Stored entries
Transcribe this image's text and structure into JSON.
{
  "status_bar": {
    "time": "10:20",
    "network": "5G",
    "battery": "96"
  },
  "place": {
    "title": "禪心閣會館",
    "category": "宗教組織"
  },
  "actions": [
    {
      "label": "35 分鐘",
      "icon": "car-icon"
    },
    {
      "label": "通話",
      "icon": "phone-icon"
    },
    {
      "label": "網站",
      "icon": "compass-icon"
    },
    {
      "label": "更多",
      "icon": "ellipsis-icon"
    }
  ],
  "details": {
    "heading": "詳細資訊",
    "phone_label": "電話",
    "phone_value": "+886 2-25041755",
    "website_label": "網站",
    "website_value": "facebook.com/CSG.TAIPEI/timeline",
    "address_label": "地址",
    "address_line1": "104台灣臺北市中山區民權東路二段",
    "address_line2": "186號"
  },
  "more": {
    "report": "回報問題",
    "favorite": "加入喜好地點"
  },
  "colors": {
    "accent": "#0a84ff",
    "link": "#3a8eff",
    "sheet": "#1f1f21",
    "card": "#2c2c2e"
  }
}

Objective:
Copy out the full material exactly as it appears.

Task result:
Transcribe this image's text and structure into JSON.
{
  "status_bar": {
    "time": "10:20",
    "network": "5G",
    "battery": "96"
  },
  "place": {
    "title": "禪心閣會館",
    "category": "宗教組織"
  },
  "actions": [
    {
      "label": "35 分鐘",
      "icon": "car-icon"
    },
    {
      "label": "通話",
      "icon": "phone-icon"
    },
    {
      "label": "網站",
      "icon": "compass-icon"
    },
    {
      "label": "更多",
      "icon": "ellipsis-icon"
    }
  ],
  "details": {
    "heading": "詳細資訊",
    "phone_label": "電話",
    "phone_value": "+886 2-25041755",
    "website_label": "網站",
    "website_value": "facebook.com/CSG.TAIPEI/timeline",
    "address_label": "地址",
    "address_line1": "104台灣臺北市中山區民權東路二段",
    "address_line2": "186號"
  },
  "more": {
    "report": "回報問題",
    "favorite": "加入喜好地點"
  },
  "colors": {
    "accent": "#0a84ff",
    "link": "#3a8eff",
    "sheet": "#1f1f21",
    "card": "#2c2c2e"
  }
}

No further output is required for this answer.